Text passage
SIPHIWE Gloria Ndlovu’s 2018 novel, The Theory of Flight, may be the first to take to take Zimbabwe’s complicated race politics, beyond the obvious black vs whites, seriously. Ndlovu (pictured) is a Zimbabwean-born novelist and filmmaker.
The novel takes place in an unnamed country and features a main character, Genie, who has fantastical beginnings.
Genie was not born; she hatches from a golden egg and dies by ascending above the clouds on silver wings. Though the setting is unnamed, it is obvious that Siphiwe is writing about Zimbabwe. As the judges of the 2022 edition of the Windham Campbell Prize described her this month, “Siphiwe Gloria Ndlovu is both a chronicler and a conjurer whose soaring imagination creates a Zimbabwean past made of anguish and hope, of glory and despair: the story of the generations born at the crossroads of a country’s history.” Siphiwe is from Zimbabwe’s second-largest city, Bulawayo, and this is where a lot of the action of the novel takes place.

Problems and tasks
a - In the passage on The Theory of Flight, the judges' description of the Zimbabwean past names the things it is "made of." List those four nouns.
b - According to the passage on The Theory of Flight, how does Genie come into the world?

Records supplied
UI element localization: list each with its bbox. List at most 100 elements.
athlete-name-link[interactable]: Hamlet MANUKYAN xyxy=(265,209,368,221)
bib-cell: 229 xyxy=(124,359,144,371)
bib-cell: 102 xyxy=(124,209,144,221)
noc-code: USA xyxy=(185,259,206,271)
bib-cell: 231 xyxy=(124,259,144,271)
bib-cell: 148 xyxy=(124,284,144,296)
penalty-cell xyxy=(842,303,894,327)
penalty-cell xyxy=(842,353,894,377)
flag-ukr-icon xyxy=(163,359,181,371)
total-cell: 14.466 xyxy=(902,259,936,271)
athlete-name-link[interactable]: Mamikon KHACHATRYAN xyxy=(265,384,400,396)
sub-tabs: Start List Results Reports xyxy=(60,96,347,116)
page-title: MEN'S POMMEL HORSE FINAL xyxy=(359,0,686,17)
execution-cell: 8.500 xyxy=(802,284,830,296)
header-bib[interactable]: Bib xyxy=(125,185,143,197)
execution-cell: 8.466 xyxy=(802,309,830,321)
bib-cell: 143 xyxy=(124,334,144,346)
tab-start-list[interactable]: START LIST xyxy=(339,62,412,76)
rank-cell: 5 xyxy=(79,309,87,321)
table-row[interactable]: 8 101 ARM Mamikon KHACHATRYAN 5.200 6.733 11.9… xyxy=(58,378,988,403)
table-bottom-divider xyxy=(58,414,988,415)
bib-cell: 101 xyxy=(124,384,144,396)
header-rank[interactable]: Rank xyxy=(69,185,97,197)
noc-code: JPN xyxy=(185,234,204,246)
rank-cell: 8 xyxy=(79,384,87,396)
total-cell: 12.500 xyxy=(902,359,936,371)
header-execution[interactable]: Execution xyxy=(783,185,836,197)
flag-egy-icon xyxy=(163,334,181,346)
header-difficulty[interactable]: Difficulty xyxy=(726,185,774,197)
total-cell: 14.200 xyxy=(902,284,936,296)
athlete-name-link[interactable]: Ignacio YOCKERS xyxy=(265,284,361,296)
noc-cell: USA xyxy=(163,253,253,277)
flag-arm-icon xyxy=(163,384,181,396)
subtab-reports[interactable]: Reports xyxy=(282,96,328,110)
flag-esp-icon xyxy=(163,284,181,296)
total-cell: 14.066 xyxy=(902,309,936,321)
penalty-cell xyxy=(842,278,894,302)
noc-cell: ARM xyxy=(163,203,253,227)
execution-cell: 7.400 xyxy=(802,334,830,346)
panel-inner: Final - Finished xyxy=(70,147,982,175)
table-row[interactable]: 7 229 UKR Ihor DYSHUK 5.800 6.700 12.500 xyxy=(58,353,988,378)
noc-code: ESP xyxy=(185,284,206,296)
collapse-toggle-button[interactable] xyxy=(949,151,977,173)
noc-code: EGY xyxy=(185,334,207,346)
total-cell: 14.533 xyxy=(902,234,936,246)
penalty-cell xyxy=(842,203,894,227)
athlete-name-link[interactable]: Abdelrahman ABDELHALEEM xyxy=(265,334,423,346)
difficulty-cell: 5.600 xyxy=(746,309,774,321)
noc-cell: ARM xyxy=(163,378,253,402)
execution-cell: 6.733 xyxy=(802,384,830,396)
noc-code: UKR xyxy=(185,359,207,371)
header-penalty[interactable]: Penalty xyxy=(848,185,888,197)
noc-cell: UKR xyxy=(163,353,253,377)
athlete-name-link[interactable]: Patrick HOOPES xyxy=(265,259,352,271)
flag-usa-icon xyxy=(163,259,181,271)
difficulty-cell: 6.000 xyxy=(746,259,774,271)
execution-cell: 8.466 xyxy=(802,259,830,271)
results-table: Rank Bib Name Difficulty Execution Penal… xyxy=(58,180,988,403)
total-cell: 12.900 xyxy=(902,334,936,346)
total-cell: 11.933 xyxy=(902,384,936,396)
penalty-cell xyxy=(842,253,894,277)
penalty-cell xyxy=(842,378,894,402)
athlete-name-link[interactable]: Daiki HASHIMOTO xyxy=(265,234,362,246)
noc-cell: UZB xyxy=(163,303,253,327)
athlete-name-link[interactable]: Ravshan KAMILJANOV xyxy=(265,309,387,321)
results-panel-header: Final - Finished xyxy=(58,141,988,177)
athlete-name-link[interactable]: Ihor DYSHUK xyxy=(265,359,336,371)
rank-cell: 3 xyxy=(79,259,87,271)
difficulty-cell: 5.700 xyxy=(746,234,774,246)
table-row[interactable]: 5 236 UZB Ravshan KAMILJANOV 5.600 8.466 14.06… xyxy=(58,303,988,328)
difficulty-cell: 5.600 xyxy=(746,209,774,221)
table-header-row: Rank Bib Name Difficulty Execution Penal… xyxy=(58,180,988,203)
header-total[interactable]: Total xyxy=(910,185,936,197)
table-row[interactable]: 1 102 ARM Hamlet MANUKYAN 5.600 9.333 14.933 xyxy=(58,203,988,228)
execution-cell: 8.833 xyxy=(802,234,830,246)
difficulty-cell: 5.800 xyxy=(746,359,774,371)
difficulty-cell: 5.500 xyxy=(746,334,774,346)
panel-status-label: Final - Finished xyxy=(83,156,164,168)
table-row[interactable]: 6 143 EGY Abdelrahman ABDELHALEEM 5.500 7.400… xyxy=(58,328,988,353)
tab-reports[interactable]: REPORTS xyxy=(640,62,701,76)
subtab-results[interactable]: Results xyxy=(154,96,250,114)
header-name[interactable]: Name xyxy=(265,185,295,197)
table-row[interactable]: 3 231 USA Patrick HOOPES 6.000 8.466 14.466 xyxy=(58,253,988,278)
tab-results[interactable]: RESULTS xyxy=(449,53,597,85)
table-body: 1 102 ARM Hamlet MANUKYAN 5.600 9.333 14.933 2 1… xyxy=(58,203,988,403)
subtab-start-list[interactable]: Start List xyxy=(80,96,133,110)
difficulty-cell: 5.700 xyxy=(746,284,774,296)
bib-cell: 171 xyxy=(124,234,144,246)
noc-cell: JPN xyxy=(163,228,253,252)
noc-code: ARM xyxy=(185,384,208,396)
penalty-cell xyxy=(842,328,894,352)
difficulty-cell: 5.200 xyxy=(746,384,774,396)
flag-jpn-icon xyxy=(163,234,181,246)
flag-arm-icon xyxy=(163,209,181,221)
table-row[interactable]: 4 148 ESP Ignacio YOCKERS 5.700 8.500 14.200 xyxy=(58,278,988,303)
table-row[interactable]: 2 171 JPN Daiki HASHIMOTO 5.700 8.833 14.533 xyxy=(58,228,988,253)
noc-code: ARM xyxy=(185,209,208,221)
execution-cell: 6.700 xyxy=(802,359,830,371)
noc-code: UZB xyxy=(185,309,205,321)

Answers provided
a - anguish, hope, glory, despair

b - She hatches from a golden egg.